Entries supplied:
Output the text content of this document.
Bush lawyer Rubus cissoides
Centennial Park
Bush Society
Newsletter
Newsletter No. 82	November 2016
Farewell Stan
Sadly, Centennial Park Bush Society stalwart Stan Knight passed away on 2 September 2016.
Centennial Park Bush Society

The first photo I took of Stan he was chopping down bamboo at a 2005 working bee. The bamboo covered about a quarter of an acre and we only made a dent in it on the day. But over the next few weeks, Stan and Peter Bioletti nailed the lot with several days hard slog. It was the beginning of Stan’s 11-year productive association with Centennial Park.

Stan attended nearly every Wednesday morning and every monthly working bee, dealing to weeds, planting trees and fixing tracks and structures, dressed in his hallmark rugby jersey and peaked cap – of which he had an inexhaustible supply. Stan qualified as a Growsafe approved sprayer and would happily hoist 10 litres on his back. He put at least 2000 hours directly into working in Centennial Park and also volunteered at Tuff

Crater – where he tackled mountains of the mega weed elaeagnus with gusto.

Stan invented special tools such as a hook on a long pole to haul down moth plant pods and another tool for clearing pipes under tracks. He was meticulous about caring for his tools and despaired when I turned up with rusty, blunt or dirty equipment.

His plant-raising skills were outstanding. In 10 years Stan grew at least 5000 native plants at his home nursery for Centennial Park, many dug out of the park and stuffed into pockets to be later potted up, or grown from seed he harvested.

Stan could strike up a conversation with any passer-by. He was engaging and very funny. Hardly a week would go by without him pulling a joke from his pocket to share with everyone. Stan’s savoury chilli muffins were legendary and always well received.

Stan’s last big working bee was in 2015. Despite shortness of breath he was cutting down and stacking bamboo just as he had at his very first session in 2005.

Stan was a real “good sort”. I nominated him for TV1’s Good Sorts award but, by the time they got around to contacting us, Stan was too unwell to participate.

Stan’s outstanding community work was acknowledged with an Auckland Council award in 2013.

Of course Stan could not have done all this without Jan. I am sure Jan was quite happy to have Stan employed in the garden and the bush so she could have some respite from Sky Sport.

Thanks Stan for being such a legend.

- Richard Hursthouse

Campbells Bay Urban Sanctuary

Stated exercise: Output an exact copy of each record.

Answer to this exercise:
Output the text content of this document.
Bush lawyer Rubus cissoides
Centennial Park
Bush Society
Newsletter
Newsletter No. 82	November 2016
Farewell Stan
Sadly, Centennial Park Bush Society stalwart Stan Knight passed away on 2 September 2016.
Centennial Park Bush Society

The first photo I took of Stan he was chopping down bamboo at a 2005 working bee. The bamboo covered about a quarter of an acre and we only made a dent in it on the day. But over the next few weeks, Stan and Peter Bioletti nailed the lot with several days hard slog. It was the beginning of Stan’s 11-year productive association with Centennial Park.

Stan attended nearly every Wednesday morning and every monthly working bee, dealing to weeds, planting trees and fixing tracks and structures, dressed in his hallmark rugby jersey and peaked cap – of which he had an inexhaustible supply. Stan qualified as a Growsafe approved sprayer and would happily hoist 10 litres on his back. He put at least 2000 hours directly into working in Centennial Park and also volunteered at Tuff

Crater – where he tackled mountains of the mega weed elaeagnus with gusto.

Stan invented special tools such as a hook on a long pole to haul down moth plant pods and another tool for clearing pipes under tracks. He was meticulous about caring for his tools and despaired when I turned up with rusty, blunt or dirty equipment.

His plant-raising skills were outstanding. In 10 years Stan grew at least 5000 native plants at his home nursery for Centennial Park, many dug out of the park and stuffed into pockets to be later potted up, or grown from seed he harvested.

Stan could strike up a conversation with any passer-by. He was engaging and very funny. Hardly a week would go by without him pulling a joke from his pocket to share with everyone. Stan’s savoury chilli muffins were legendary and always well received.

Stan’s last big working bee was in 2015. Despite shortness of breath he was cutting down and stacking bamboo just as he had at his very first session in 2005.

Stan was a real “good sort”. I nominated him for TV1’s Good Sorts award but, by the time they got around to contacting us, Stan was too unwell to participate.

Stan’s outstanding community work was acknowledged with an Auckland Council award in 2013.

Of course Stan could not have done all this without Jan. I am sure Jan was quite happy to have Stan employed in the garden and the bush so she could have some respite from Sky Sport.

Thanks Stan for being such a legend.

- Richard Hursthouse

Campbells Bay Urban Sanctuary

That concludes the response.